(Data entries)
◆ ◆ ◆ ◆ ◆
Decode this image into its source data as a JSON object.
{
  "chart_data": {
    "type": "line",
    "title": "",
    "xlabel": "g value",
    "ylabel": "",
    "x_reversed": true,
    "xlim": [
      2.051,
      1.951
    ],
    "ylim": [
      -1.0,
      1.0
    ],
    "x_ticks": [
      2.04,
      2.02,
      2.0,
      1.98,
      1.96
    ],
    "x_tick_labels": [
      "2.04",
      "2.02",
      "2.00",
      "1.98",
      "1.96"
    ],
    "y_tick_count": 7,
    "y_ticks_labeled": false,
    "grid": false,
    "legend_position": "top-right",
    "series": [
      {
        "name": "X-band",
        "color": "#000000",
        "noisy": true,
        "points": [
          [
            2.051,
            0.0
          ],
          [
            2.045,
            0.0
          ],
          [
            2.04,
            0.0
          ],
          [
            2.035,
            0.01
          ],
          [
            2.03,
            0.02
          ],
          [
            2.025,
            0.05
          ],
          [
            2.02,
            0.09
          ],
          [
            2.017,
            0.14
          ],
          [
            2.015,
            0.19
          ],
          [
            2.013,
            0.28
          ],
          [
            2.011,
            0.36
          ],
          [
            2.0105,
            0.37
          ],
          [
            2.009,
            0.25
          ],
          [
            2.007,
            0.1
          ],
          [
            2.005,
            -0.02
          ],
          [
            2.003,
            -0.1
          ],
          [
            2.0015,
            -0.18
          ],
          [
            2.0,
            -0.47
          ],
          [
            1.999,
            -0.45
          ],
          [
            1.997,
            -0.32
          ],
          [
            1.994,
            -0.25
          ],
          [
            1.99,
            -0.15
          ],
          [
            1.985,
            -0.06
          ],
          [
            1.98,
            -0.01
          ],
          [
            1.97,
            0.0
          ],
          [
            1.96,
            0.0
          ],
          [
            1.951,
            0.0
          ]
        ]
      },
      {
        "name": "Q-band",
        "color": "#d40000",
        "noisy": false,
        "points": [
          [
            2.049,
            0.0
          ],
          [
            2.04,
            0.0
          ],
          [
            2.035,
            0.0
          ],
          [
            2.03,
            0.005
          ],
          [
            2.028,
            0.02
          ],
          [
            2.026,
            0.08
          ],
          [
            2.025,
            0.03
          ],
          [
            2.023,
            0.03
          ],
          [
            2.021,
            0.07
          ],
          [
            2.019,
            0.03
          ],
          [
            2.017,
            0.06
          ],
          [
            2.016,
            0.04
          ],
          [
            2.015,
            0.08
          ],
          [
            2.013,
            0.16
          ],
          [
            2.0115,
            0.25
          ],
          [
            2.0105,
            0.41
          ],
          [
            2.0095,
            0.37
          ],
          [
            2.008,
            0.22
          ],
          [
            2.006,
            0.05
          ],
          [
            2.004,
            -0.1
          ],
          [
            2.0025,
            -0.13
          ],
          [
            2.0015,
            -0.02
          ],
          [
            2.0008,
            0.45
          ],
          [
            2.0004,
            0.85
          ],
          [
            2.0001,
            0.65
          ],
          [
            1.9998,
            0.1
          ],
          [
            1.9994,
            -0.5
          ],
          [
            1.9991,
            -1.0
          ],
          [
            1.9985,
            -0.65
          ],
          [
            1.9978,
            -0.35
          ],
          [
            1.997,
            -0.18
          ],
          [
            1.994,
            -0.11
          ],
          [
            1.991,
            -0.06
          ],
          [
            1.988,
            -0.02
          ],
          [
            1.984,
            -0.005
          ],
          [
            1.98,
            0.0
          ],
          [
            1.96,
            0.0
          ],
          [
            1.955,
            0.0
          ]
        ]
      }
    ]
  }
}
◆ ◆ ◆ ◆ ◆
REQUIREMENT =
Give the count of lines in the listing that hold the word "false", with no other text.

CORRECT RESPONSE =
3